**Exercise details**
Write out the entries verbatim and leave the images out of the copy.

**Dataset records**

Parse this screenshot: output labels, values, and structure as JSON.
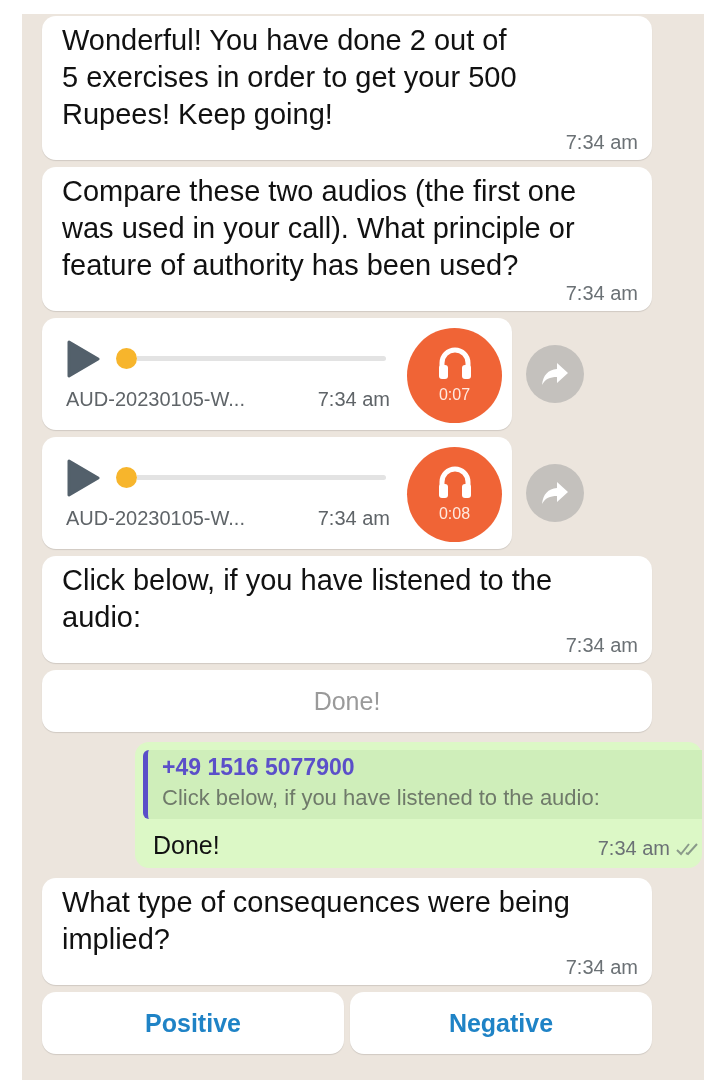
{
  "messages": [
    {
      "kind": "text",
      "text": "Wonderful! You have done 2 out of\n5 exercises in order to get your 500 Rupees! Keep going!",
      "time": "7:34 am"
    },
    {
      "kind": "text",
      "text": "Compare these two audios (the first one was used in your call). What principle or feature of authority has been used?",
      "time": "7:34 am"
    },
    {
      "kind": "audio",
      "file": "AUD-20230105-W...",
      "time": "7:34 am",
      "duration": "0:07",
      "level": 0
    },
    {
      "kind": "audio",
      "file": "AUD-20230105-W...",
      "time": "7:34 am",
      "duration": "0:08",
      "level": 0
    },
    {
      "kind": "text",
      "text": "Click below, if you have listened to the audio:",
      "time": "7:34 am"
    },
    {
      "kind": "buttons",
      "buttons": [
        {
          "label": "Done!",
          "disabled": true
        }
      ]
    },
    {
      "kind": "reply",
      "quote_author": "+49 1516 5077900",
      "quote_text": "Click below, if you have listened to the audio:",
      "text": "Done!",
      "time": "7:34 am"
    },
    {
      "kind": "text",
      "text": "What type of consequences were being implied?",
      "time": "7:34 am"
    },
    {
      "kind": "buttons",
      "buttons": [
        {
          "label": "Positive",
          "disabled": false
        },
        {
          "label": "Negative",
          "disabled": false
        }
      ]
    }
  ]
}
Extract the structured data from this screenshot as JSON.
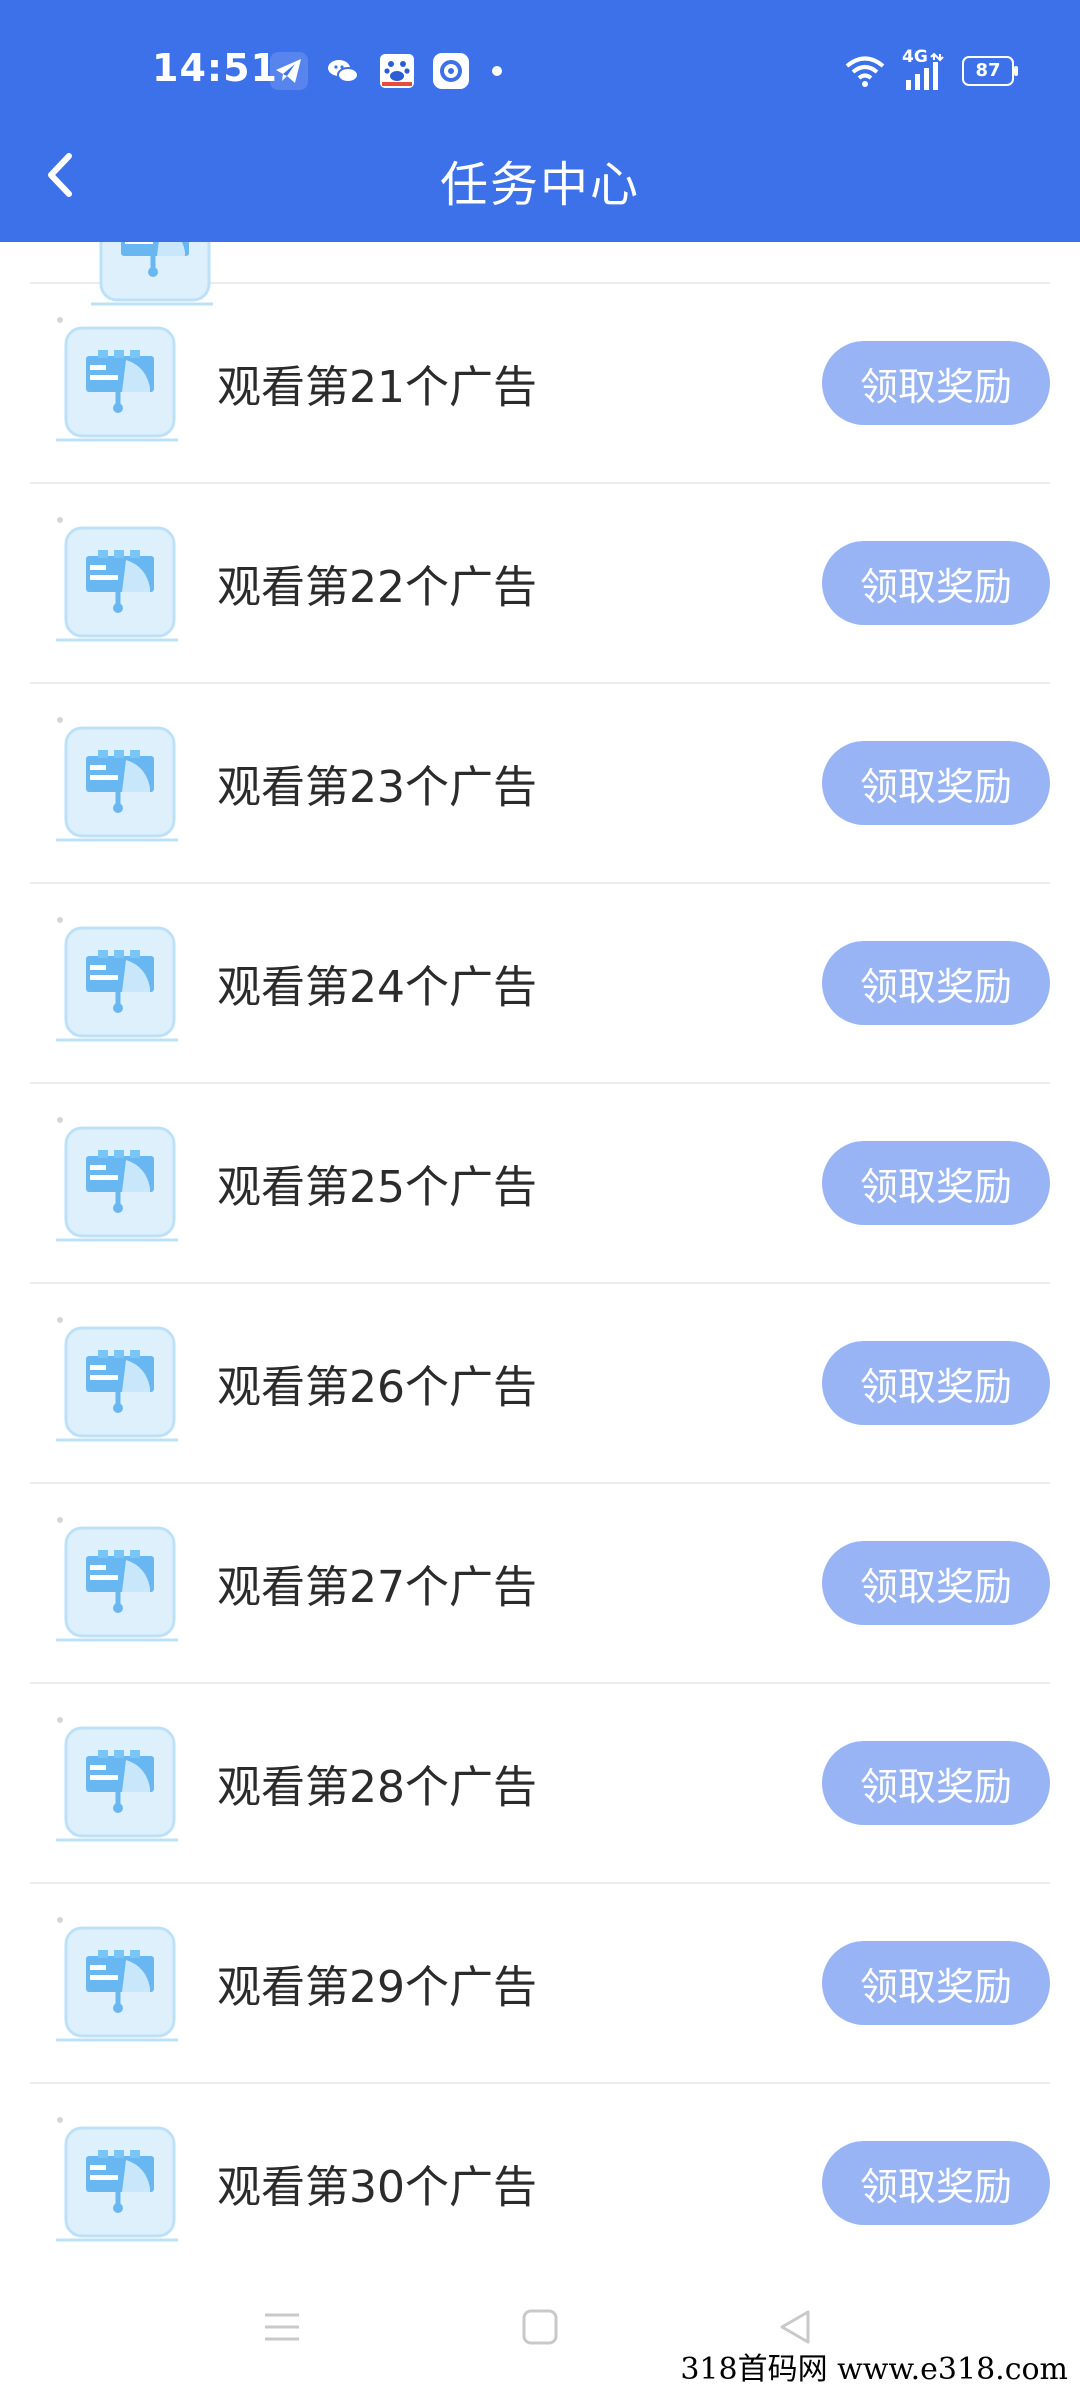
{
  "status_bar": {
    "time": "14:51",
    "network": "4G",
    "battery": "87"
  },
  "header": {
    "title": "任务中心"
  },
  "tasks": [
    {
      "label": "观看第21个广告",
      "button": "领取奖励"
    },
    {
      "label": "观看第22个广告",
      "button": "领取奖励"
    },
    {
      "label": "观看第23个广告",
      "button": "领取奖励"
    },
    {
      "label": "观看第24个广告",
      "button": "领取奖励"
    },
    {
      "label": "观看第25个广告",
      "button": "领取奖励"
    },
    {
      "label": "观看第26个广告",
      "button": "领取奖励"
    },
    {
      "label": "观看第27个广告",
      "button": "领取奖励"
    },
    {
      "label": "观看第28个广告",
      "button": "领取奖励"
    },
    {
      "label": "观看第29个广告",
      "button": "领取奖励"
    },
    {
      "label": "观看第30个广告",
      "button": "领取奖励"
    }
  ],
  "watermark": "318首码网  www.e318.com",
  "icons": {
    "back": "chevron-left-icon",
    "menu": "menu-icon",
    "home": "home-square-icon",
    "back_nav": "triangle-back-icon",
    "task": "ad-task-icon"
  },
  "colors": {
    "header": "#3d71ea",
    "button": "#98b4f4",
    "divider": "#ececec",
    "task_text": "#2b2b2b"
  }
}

**Answer to the exercise**
Parse this screenshot: output labels, values, and structure as JSON.
{
  "messages": [
    {
      "kind": "text",
      "text": "Wonderful! You have done 2 out of\n5 exercises in order to get your 500 Rupees! Keep going!",
      "time": "7:34 am"
    },
    {
      "kind": "text",
      "text": "Compare these two audios (the first one was used in your call). What principle or feature of authority has been used?",
      "time": "7:34 am"
    },
    {
      "kind": "audio",
      "file": "AUD-20230105-W...",
      "time": "7:34 am",
      "duration": "0:07",
      "level": 0
    },
    {
      "kind": "audio",
      "file": "AUD-20230105-W...",
      "time": "7:34 am",
      "duration": "0:08",
      "level": 0
    },
    {
      "kind": "text",
      "text": "Click below, if you have listened to the audio:",
      "time": "7:34 am"
    },
    {
      "kind": "buttons",
      "buttons": [
        {
          "label": "Done!",
          "disabled": true
        }
      ]
    },
    {
      "kind": "reply",
      "quote_author": "+49 1516 5077900",
      "quote_text": "Click below, if you have listened to the audio:",
      "text": "Done!",
      "time": "7:34 am"
    },
    {
      "kind": "text",
      "text": "What type of consequences were being implied?",
      "time": "7:34 am"
    },
    {
      "kind": "buttons",
      "buttons": [
        {
          "label": "Positive",
          "disabled": false
        },
        {
          "label": "Negative",
          "disabled": false
        }
      ]
    }
  ]
}
Extract the structured data from this screenshot as JSON.
{
  "status_bar": {
    "time": "14:51",
    "network": "4G",
    "battery": "87"
  },
  "header": {
    "title": "任务中心"
  },
  "tasks": [
    {
      "label": "观看第21个广告",
      "button": "领取奖励"
    },
    {
      "label": "观看第22个广告",
      "button": "领取奖励"
    },
    {
      "label": "观看第23个广告",
      "button": "领取奖励"
    },
    {
      "label": "观看第24个广告",
      "button": "领取奖励"
    },
    {
      "label": "观看第25个广告",
      "button": "领取奖励"
    },
    {
      "label": "观看第26个广告",
      "button": "领取奖励"
    },
    {
      "label": "观看第27个广告",
      "button": "领取奖励"
    },
    {
      "label": "观看第28个广告",
      "button": "领取奖励"
    },
    {
      "label": "观看第29个广告",
      "button": "领取奖励"
    },
    {
      "label": "观看第30个广告",
      "button": "领取奖励"
    }
  ],
  "watermark": "318首码网  www.e318.com",
  "icons": {
    "back": "chevron-left-icon",
    "menu": "menu-icon",
    "home": "home-square-icon",
    "back_nav": "triangle-back-icon",
    "task": "ad-task-icon"
  },
  "colors": {
    "header": "#3d71ea",
    "button": "#98b4f4",
    "divider": "#ececec",
    "task_text": "#2b2b2b"
  }
}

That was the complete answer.